## Data excerpts
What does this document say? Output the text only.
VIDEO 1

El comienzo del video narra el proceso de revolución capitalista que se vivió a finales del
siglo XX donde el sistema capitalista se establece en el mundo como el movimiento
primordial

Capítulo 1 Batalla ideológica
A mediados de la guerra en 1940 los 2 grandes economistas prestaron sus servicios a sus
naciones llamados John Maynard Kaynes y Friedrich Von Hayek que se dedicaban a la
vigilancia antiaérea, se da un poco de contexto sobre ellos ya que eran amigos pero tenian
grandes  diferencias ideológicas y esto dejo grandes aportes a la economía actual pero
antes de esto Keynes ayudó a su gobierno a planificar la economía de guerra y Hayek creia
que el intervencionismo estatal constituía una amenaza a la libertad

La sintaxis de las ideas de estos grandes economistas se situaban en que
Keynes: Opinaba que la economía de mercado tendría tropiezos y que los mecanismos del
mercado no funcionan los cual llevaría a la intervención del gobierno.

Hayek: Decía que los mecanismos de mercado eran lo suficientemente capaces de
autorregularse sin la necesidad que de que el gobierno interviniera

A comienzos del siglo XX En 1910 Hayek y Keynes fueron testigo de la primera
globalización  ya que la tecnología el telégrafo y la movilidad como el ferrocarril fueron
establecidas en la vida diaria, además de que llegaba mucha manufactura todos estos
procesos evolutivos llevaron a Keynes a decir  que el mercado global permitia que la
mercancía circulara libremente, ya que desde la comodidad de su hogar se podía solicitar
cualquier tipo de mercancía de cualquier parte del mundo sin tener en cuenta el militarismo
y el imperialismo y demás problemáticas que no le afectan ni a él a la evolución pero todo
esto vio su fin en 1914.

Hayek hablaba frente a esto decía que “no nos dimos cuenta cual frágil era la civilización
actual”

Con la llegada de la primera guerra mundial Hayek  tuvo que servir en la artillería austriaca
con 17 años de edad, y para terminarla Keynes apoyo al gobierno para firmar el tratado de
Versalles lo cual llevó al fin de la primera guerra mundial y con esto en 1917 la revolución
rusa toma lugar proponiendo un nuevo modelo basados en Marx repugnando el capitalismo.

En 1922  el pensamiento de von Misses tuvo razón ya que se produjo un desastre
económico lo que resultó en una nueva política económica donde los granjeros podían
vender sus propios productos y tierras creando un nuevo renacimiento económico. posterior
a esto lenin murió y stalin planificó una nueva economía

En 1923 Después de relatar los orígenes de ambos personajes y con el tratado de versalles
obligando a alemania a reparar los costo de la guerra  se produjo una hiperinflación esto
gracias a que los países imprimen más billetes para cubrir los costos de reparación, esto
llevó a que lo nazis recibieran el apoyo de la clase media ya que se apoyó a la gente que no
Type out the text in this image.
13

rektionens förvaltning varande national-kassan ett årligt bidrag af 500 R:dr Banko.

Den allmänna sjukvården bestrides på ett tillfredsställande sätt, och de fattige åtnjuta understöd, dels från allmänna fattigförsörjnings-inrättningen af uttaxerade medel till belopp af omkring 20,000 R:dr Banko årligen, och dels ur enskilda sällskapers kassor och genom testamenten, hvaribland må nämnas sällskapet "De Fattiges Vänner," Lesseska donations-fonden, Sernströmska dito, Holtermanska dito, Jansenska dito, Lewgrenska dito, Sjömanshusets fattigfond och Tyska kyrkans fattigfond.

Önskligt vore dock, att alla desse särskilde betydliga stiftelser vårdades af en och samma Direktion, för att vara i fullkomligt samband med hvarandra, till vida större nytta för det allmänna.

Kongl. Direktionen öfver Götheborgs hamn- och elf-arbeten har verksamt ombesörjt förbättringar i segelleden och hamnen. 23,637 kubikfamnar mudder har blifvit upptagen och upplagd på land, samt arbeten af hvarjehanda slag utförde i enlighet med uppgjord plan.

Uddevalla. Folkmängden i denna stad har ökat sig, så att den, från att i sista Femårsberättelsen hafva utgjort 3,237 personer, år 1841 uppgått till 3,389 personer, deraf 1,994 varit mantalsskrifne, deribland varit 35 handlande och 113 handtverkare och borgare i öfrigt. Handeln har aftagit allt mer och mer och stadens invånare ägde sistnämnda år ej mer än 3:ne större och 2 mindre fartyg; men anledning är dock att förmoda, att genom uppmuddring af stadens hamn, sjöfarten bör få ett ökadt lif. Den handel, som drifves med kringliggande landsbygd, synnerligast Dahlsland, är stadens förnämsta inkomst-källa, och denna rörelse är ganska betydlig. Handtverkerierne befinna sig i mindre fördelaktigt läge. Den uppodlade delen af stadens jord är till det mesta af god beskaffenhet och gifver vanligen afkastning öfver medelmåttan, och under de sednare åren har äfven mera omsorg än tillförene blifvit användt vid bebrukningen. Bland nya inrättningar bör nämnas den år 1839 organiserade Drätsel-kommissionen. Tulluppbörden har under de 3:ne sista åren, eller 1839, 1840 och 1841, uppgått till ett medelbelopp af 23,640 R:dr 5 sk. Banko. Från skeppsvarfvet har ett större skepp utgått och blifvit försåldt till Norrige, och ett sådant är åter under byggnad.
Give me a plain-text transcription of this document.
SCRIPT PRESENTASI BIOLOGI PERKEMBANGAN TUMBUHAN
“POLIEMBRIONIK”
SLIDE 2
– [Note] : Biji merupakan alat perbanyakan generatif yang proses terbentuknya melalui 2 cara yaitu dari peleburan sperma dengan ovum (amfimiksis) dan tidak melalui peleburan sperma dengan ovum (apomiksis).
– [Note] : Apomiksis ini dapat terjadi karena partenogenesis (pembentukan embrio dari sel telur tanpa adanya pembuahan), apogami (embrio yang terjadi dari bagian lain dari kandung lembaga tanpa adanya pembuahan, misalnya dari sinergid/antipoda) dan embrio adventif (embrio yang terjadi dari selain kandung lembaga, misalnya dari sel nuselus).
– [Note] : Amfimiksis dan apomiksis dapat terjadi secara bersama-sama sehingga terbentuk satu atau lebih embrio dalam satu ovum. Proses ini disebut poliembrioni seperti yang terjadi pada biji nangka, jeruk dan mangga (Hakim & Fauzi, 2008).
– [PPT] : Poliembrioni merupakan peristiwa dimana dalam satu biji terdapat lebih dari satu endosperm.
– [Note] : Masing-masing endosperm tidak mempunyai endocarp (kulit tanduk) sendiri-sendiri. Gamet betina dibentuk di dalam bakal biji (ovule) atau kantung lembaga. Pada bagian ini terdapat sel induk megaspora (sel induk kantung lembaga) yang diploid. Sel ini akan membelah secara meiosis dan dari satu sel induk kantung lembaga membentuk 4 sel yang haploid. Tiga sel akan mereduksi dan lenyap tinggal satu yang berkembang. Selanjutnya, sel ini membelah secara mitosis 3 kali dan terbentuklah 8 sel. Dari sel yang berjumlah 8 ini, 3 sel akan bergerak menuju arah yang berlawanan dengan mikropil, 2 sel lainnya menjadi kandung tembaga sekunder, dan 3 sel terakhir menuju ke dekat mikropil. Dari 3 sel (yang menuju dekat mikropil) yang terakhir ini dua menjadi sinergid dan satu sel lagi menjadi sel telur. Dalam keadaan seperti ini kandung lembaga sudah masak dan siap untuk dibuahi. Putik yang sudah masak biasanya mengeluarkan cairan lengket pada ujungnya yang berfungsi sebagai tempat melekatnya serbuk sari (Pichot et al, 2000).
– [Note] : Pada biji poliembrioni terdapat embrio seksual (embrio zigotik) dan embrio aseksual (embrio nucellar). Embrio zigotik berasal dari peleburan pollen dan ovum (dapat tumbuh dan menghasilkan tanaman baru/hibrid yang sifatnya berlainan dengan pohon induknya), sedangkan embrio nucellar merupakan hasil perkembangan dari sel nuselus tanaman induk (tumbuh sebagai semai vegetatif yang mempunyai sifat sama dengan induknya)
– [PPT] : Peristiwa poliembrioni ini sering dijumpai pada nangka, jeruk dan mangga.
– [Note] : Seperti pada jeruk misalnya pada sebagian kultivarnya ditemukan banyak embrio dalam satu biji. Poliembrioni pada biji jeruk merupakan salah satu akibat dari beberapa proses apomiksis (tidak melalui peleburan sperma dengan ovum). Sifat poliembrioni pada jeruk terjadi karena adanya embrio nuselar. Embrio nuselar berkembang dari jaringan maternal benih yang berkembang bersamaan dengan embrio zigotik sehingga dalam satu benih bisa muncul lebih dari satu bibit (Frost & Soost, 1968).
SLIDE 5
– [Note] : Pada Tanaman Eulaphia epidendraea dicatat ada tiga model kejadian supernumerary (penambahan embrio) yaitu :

## Action item
Work out how many lines of the data above hold the word "llevó", and write only the count.

## Task result
2